:: RECORDS ::

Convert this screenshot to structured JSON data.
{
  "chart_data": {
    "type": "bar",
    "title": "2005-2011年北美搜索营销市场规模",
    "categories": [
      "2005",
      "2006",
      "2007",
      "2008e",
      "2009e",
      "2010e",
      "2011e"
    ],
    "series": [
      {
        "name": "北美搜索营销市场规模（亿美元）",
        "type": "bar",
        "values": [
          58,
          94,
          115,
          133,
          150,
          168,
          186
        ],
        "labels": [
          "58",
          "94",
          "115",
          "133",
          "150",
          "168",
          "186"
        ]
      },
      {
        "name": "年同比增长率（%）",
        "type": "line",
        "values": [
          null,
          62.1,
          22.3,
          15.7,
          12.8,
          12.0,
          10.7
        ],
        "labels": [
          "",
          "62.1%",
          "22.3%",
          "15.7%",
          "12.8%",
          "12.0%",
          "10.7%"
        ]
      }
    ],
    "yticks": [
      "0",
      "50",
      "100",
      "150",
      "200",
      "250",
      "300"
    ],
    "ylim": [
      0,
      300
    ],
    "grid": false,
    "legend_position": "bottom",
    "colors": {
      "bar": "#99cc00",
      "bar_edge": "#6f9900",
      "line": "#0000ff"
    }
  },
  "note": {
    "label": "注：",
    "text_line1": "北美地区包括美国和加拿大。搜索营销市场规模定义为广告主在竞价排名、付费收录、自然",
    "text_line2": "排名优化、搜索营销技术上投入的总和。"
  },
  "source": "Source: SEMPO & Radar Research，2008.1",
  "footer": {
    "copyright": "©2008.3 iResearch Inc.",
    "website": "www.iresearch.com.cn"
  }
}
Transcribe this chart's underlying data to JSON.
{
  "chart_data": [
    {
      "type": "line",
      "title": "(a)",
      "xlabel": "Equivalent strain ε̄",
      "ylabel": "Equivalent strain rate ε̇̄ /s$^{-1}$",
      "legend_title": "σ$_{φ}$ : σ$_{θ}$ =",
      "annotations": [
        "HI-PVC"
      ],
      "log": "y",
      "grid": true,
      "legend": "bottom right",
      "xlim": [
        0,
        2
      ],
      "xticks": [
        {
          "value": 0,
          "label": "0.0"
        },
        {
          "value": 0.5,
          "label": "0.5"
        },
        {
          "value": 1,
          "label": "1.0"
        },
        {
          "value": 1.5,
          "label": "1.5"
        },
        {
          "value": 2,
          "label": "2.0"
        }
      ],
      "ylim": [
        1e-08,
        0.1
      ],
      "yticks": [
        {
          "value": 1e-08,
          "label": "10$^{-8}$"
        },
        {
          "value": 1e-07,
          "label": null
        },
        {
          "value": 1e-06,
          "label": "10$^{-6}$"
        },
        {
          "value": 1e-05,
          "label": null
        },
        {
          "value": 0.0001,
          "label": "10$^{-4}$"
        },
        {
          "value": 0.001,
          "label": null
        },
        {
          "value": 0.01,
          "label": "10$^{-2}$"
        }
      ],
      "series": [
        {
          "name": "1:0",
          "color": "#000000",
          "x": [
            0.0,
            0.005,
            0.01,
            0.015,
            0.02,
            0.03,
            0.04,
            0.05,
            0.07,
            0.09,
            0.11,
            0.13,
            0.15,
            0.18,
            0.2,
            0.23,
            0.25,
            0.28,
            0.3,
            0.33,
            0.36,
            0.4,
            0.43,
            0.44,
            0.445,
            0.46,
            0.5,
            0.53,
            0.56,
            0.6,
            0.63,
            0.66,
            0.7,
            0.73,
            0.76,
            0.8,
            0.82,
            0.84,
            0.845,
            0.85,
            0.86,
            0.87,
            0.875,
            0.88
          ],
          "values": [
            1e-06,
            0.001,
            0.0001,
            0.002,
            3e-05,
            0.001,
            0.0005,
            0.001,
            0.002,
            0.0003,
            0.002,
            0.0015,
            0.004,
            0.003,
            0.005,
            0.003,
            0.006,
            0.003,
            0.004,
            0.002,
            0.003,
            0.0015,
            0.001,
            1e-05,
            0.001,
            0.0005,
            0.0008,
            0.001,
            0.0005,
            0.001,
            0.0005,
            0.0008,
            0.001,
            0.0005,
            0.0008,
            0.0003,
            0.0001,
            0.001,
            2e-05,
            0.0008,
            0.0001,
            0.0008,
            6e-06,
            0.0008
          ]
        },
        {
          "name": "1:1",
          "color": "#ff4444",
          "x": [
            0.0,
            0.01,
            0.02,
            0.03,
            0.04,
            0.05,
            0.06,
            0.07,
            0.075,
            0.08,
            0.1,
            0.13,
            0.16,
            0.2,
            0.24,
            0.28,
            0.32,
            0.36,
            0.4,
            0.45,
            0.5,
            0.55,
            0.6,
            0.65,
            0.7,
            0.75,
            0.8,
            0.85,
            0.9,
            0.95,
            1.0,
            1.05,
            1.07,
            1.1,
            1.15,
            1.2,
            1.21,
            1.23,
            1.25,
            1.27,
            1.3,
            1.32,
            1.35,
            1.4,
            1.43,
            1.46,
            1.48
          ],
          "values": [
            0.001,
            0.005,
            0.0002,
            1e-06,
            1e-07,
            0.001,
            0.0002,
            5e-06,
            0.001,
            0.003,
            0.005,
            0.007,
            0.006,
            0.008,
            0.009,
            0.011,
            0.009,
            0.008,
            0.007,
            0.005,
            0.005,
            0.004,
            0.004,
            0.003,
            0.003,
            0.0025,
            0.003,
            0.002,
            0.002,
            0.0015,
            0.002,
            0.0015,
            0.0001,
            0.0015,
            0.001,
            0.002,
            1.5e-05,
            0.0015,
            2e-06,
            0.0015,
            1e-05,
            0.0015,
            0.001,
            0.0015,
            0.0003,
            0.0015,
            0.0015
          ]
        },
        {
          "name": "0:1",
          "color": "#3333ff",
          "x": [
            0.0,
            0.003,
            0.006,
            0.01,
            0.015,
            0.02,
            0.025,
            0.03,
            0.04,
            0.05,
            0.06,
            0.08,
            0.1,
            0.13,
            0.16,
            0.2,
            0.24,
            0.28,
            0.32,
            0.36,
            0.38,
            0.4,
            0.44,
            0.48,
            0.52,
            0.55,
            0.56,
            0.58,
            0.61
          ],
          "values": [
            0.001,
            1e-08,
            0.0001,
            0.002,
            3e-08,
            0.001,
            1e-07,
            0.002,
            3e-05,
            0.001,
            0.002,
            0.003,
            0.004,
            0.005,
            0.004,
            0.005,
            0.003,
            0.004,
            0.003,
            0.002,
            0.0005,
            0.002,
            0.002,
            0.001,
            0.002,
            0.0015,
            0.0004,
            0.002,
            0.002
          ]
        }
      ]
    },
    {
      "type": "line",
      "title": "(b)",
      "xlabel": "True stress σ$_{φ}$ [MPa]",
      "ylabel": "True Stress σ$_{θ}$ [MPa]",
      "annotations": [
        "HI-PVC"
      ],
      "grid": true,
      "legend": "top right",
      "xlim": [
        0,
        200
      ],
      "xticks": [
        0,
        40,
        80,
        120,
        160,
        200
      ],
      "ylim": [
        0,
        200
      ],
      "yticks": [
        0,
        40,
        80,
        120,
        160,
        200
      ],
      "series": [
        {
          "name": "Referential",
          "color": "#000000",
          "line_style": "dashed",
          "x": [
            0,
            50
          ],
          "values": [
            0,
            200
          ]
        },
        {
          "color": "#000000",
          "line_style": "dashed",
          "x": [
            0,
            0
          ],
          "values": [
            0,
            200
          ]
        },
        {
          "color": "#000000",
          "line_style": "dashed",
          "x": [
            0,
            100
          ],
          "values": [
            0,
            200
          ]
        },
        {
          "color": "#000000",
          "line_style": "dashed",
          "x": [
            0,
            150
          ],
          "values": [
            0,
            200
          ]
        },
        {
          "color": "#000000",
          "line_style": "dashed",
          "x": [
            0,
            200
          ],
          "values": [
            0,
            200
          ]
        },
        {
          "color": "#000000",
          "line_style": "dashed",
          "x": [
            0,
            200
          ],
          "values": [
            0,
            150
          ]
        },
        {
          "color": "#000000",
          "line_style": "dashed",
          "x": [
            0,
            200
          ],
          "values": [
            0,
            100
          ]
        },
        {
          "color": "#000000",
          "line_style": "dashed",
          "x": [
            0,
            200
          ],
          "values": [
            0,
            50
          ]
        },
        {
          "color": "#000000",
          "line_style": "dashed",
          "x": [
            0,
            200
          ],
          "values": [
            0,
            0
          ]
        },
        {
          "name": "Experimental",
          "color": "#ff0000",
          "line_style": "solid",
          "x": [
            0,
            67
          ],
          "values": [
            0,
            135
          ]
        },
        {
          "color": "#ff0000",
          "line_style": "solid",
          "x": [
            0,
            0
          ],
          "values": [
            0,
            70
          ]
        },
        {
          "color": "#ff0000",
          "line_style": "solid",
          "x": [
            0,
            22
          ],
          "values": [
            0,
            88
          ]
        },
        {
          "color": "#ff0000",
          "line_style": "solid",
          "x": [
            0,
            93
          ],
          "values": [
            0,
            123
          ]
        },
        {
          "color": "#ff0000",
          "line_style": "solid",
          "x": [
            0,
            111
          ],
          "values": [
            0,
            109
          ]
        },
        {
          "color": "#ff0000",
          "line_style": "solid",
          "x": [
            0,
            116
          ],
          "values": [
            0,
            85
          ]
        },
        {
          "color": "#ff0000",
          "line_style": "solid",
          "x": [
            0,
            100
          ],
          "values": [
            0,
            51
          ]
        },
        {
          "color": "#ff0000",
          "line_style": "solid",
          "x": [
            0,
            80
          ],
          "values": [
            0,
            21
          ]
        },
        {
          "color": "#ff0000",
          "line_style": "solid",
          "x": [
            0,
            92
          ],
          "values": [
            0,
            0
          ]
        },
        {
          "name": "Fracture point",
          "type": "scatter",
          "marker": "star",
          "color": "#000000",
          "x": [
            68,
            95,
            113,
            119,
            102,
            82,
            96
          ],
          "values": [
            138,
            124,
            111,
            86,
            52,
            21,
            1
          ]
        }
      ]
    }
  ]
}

:::

OBJECTIVE
Show the lines of the records that contain the word "type".

ANSWER
    "type": "bar",
        "type": "bar",
        "type": "line",
      "type": "line",
      "type": "line",
          "type": "scatter",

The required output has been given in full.